- DATASET EXTRACT:
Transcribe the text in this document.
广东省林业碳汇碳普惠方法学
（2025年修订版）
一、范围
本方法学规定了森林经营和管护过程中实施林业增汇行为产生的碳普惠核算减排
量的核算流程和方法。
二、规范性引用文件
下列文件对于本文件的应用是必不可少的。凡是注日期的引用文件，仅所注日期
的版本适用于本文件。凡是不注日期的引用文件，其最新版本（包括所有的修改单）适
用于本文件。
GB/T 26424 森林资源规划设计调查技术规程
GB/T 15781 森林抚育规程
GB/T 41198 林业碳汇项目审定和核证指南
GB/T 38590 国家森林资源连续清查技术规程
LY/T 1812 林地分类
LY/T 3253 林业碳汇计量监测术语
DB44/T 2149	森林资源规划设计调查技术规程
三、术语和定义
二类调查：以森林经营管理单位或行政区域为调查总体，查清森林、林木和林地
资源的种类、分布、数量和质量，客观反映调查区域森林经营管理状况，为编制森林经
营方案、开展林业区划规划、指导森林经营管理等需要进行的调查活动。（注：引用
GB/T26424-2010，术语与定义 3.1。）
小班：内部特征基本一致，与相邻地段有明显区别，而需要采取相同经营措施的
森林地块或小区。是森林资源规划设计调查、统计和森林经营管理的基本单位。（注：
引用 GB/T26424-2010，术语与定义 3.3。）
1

- WHAT YOU ARE ASKED TO DO: Your task is to quote the listing above word for word.

- RESPONSE TO THE EXERCISE:
Transcribe the text in this document.
广东省林业碳汇碳普惠方法学
（2025年修订版）
一、范围
本方法学规定了森林经营和管护过程中实施林业增汇行为产生的碳普惠核算减排
量的核算流程和方法。
二、规范性引用文件
下列文件对于本文件的应用是必不可少的。凡是注日期的引用文件，仅所注日期
的版本适用于本文件。凡是不注日期的引用文件，其最新版本（包括所有的修改单）适
用于本文件。
GB/T 26424 森林资源规划设计调查技术规程
GB/T 15781 森林抚育规程
GB/T 41198 林业碳汇项目审定和核证指南
GB/T 38590 国家森林资源连续清查技术规程
LY/T 1812 林地分类
LY/T 3253 林业碳汇计量监测术语
DB44/T 2149	森林资源规划设计调查技术规程
三、术语和定义
二类调查：以森林经营管理单位或行政区域为调查总体，查清森林、林木和林地
资源的种类、分布、数量和质量，客观反映调查区域森林经营管理状况，为编制森林经
营方案、开展林业区划规划、指导森林经营管理等需要进行的调查活动。（注：引用
GB/T26424-2010，术语与定义 3.1。）
小班：内部特征基本一致，与相邻地段有明显区别，而需要采取相同经营措施的
森林地块或小区。是森林资源规划设计调查、统计和森林经营管理的基本单位。（注：
引用 GB/T26424-2010，术语与定义 3.3。）
1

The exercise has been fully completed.